• **WORK TO DO**:
Go through the data below. Pull out every line that has the word "type".

>> Begin

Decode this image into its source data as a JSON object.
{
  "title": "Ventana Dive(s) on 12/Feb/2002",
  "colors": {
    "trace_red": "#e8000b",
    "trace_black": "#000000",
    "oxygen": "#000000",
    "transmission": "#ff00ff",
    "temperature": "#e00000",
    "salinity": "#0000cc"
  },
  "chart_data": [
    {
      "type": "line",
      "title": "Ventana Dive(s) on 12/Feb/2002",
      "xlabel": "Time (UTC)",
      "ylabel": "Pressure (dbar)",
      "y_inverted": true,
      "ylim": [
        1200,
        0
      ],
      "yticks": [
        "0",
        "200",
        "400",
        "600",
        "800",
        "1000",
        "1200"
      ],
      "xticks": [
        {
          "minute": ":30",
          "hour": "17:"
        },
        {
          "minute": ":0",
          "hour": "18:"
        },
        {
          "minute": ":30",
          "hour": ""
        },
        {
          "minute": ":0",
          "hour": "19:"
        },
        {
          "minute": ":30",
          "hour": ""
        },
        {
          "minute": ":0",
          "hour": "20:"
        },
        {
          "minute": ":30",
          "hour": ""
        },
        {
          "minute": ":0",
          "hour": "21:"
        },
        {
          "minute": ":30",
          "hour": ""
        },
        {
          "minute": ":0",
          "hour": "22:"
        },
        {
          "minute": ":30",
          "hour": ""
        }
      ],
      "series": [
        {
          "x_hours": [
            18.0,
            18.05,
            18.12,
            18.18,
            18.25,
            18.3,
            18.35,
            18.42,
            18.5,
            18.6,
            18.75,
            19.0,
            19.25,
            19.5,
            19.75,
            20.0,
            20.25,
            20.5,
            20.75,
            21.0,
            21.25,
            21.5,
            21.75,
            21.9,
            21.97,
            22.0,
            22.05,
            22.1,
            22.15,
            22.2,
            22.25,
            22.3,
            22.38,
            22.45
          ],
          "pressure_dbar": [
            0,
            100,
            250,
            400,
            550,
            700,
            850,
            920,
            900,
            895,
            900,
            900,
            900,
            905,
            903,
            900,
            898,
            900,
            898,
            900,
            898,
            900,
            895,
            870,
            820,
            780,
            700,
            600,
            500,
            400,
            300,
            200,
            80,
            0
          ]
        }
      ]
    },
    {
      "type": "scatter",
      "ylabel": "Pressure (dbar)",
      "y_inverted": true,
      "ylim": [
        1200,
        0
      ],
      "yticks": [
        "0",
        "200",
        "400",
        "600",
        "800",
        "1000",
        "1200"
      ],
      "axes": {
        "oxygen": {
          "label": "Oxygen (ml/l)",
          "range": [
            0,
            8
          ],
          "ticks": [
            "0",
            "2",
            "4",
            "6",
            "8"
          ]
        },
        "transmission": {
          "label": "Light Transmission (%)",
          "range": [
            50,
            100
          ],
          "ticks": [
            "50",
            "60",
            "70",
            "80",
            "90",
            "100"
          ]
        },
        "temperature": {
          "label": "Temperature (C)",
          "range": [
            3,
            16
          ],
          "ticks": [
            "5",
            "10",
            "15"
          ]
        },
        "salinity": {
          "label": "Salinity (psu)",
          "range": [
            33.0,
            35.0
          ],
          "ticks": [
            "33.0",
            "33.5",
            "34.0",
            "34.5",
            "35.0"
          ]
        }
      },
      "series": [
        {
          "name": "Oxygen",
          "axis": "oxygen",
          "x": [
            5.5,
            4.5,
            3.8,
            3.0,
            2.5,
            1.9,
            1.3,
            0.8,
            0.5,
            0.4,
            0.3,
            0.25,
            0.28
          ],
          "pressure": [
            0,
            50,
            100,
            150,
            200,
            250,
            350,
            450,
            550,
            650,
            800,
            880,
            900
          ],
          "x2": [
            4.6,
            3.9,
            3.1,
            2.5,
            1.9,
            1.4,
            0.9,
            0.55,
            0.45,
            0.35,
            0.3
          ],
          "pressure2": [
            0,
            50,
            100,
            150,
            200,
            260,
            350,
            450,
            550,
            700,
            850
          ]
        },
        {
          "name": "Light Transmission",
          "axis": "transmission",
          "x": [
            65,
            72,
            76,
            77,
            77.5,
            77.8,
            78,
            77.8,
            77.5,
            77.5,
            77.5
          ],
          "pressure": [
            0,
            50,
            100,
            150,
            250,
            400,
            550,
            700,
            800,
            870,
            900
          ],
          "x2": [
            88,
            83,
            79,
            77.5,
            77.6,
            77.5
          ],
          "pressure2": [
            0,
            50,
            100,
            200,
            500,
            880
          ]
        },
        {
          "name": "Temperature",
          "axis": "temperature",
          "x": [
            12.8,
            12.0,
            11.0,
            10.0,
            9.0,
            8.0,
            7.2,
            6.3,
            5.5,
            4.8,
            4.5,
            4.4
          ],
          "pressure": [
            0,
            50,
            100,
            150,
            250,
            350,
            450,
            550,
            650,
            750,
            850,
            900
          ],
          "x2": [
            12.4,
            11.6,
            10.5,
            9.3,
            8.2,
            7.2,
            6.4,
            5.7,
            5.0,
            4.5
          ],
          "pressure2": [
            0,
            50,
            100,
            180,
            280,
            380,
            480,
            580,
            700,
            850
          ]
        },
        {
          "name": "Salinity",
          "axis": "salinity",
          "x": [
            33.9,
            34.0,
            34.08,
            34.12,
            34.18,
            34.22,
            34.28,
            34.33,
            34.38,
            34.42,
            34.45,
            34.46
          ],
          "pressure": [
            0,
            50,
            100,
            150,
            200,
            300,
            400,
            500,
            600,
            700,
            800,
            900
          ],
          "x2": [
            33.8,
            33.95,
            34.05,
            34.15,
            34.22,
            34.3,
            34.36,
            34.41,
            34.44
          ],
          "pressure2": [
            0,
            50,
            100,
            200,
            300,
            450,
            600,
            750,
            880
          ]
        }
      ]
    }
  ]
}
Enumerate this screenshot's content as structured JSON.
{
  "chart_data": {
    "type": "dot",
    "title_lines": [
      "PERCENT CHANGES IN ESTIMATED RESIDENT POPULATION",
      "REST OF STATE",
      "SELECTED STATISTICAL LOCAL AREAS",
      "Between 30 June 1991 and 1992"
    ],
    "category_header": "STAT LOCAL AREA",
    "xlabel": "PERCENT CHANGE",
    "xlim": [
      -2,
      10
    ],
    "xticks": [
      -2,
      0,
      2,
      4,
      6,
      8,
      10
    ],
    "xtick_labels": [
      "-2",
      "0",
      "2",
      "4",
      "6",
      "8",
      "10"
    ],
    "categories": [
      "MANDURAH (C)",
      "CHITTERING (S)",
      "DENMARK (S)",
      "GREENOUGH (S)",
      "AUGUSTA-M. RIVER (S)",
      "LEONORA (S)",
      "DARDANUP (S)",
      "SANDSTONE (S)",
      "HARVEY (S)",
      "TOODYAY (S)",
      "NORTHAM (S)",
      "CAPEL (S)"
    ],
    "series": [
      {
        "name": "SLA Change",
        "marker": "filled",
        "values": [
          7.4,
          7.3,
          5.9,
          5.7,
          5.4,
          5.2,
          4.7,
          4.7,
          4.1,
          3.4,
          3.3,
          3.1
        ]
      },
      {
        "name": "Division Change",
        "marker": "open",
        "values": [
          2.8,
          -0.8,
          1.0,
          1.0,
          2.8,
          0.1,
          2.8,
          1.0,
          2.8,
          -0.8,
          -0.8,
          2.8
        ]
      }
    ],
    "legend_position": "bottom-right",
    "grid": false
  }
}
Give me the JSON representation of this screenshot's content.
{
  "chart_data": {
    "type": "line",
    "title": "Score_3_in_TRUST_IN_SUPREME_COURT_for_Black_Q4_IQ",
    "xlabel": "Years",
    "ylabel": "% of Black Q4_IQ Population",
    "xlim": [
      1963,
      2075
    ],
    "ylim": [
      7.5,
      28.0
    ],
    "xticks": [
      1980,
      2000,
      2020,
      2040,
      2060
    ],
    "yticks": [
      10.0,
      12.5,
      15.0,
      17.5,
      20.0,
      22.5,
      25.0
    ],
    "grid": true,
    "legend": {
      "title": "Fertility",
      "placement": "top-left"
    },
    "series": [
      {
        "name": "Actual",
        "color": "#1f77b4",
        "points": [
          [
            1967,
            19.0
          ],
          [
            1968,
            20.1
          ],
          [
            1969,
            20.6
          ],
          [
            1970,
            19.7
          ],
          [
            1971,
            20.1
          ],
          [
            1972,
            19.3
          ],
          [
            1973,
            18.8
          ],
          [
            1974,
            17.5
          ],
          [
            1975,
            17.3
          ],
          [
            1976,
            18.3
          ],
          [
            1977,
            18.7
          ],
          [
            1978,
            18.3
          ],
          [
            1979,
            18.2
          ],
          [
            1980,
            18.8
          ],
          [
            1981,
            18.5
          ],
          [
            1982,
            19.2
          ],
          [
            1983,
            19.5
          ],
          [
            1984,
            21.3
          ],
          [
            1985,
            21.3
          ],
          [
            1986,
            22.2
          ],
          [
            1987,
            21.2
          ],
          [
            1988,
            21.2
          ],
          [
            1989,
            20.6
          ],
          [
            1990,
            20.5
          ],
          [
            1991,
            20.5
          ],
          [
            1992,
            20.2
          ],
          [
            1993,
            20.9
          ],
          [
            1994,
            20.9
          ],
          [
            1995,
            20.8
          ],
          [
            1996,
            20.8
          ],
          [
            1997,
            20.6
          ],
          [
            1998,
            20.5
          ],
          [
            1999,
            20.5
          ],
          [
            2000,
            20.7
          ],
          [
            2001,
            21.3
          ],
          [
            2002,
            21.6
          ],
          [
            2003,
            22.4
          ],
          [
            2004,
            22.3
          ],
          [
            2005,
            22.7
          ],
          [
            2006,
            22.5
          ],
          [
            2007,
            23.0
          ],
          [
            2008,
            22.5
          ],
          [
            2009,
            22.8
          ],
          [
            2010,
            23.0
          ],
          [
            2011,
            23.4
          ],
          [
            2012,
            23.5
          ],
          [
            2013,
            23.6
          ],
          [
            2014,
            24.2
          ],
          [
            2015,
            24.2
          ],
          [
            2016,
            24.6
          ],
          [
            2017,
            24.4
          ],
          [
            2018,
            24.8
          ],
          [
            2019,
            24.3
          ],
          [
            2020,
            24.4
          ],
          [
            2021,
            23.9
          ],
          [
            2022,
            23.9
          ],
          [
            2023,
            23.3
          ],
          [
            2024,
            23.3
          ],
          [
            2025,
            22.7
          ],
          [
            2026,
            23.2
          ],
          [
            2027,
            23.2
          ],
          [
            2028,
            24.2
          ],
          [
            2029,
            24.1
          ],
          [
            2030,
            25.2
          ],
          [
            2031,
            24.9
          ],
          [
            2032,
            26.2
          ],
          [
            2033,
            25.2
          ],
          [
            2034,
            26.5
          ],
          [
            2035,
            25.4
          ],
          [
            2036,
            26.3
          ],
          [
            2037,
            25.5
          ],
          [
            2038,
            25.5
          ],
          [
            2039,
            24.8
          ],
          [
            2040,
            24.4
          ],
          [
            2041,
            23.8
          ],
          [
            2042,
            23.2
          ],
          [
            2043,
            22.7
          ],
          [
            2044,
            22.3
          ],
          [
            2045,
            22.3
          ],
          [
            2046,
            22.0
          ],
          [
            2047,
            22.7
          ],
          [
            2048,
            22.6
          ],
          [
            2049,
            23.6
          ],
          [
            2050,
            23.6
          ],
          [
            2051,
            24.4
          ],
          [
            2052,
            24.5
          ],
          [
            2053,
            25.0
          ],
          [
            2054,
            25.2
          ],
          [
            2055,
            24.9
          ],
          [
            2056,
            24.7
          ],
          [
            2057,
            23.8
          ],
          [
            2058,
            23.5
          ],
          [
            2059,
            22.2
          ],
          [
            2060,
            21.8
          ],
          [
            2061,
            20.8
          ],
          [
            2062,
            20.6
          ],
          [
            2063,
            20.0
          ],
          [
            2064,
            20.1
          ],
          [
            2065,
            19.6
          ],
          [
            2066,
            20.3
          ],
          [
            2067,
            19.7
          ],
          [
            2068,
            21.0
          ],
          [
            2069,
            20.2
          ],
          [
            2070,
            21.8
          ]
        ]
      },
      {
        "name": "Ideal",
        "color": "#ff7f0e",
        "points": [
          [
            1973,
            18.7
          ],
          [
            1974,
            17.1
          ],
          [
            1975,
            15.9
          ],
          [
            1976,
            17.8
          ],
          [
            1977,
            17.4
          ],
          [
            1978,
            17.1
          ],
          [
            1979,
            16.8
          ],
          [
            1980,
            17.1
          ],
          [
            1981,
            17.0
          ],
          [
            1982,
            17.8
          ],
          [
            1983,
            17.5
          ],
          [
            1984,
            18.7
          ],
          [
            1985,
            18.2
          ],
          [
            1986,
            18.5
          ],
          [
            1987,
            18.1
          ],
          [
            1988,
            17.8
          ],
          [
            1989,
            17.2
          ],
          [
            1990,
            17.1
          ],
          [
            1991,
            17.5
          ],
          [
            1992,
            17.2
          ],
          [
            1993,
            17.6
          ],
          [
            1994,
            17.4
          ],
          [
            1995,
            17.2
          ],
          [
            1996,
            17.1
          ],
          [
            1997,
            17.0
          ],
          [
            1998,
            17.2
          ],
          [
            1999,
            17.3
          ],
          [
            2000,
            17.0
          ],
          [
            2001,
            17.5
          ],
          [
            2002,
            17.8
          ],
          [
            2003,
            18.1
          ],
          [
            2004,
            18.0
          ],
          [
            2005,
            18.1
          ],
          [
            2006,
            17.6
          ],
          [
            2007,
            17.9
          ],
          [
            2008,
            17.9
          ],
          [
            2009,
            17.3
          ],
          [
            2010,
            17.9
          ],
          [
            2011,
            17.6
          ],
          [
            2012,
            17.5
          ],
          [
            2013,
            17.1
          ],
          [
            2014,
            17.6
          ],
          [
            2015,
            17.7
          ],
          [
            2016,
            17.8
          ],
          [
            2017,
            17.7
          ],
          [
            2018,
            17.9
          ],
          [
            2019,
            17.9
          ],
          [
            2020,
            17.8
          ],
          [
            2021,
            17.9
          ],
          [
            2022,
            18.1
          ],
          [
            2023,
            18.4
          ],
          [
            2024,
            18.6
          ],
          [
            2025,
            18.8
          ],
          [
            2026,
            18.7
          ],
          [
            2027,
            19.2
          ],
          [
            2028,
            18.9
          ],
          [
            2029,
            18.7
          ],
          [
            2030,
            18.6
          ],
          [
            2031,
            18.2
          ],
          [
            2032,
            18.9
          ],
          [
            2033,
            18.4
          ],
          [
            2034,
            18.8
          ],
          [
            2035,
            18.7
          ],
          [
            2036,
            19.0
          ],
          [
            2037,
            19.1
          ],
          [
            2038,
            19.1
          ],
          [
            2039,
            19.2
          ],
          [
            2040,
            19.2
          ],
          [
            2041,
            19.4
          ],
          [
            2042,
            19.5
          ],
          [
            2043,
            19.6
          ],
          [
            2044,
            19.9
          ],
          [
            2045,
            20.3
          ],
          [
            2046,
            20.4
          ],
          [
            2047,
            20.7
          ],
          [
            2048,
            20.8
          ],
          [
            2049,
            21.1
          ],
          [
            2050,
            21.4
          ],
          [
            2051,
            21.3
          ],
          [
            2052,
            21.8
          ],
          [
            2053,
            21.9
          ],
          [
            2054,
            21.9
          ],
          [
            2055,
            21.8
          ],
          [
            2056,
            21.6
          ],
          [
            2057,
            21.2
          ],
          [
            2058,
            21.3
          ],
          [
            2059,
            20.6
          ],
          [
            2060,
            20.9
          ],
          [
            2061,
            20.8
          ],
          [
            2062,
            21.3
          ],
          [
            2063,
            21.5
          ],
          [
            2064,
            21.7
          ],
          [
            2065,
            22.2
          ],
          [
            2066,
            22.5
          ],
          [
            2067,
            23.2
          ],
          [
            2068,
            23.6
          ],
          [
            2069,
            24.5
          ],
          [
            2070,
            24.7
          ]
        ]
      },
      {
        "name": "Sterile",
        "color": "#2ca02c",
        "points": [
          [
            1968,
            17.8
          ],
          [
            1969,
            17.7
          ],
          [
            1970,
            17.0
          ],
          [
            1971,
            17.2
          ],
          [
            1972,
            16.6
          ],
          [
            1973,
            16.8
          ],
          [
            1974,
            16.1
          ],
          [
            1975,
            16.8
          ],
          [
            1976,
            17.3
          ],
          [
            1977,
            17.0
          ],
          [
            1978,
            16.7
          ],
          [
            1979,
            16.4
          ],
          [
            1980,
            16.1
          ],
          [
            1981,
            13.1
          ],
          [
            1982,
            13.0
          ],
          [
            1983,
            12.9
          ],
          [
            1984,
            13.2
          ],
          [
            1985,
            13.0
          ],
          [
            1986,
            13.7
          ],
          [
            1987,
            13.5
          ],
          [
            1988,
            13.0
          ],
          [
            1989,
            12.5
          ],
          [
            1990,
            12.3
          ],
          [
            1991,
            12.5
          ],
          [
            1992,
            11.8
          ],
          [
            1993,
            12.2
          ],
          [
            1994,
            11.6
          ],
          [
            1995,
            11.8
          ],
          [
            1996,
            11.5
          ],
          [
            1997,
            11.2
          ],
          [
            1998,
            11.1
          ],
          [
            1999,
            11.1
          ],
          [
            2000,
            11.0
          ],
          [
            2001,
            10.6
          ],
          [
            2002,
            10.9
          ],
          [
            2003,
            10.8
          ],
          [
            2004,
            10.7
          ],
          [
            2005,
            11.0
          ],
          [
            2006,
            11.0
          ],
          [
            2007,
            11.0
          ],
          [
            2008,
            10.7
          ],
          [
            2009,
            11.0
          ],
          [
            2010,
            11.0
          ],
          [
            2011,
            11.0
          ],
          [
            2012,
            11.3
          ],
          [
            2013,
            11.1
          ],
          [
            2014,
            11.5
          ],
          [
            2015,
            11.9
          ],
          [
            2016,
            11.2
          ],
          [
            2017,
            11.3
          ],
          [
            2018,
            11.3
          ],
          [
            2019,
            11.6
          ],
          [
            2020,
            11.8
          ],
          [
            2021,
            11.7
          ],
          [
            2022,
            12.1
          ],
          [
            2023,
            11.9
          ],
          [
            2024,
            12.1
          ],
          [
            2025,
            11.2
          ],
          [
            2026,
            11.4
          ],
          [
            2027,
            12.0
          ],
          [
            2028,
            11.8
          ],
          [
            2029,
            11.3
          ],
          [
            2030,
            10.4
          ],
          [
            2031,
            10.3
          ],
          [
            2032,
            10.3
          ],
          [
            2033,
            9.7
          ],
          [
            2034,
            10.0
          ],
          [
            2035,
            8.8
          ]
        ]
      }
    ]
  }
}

>> End

• **COMPLETED EXERCISE**:
      "type": "line",
      "type": "scatter",
    "type": "dot",
    "type": "line",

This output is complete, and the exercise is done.